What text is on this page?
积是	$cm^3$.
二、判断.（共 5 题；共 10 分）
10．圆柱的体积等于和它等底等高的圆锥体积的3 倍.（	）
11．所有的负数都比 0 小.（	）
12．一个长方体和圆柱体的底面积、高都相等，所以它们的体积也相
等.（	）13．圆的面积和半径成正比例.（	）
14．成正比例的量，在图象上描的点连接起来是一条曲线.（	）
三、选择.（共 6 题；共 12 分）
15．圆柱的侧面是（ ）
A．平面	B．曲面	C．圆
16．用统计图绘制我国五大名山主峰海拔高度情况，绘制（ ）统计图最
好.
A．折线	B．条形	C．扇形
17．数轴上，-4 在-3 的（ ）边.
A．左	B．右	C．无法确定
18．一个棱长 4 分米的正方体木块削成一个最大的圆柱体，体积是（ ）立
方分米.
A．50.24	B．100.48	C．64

- - - - -

Given instruction. Write the material out again in its entirety, exactly as shown.

Answer to the exercise.
What text is on this page?
积是	$cm^3$.
二、判断.（共 5 题；共 10 分）
10．圆柱的体积等于和它等底等高的圆锥体积的3 倍.（	）
11．所有的负数都比 0 小.（	）
12．一个长方体和圆柱体的底面积、高都相等，所以它们的体积也相
等.（	）13．圆的面积和半径成正比例.（	）
14．成正比例的量，在图象上描的点连接起来是一条曲线.（	）
三、选择.（共 6 题；共 12 分）
15．圆柱的侧面是（ ）
A．平面	B．曲面	C．圆
16．用统计图绘制我国五大名山主峰海拔高度情况，绘制（ ）统计图最
好.
A．折线	B．条形	C．扇形
17．数轴上，-4 在-3 的（ ）边.
A．左	B．右	C．无法确定
18．一个棱长 4 分米的正方体木块削成一个最大的圆柱体，体积是（ ）立
方分米.
A．50.24	B．100.48	C．64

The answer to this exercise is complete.